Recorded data
_ _ _ _
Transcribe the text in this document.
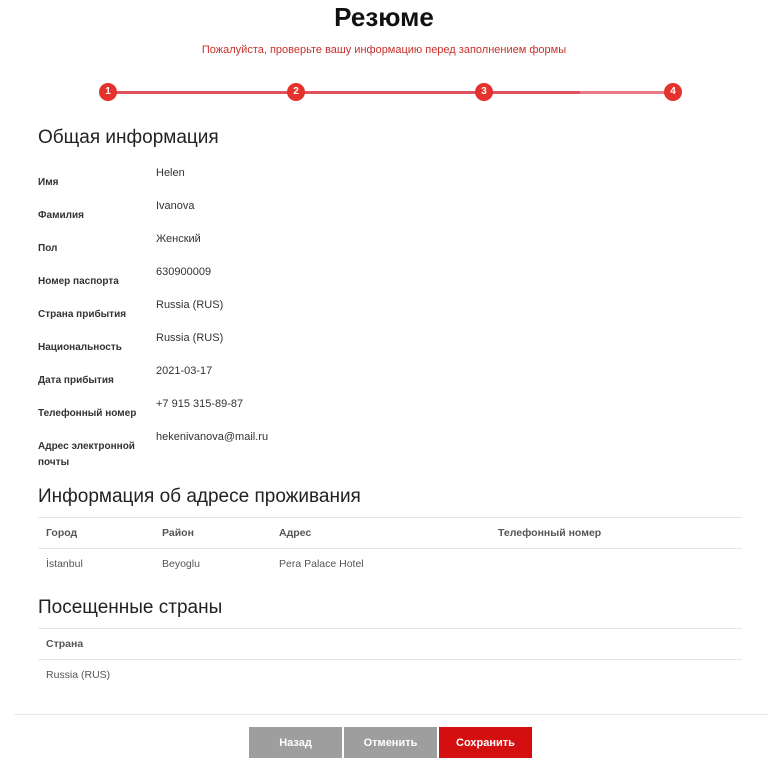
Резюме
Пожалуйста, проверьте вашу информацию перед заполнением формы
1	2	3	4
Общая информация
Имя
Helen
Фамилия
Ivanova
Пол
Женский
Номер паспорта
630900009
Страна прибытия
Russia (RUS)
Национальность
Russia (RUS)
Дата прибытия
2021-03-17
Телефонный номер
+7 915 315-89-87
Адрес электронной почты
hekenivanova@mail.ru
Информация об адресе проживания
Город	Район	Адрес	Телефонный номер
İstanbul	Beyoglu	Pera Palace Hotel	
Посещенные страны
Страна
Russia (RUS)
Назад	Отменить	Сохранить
_ _ _ _
Task description: The answer is a single number: how many lines include the word "Телефонный"?

The output: 2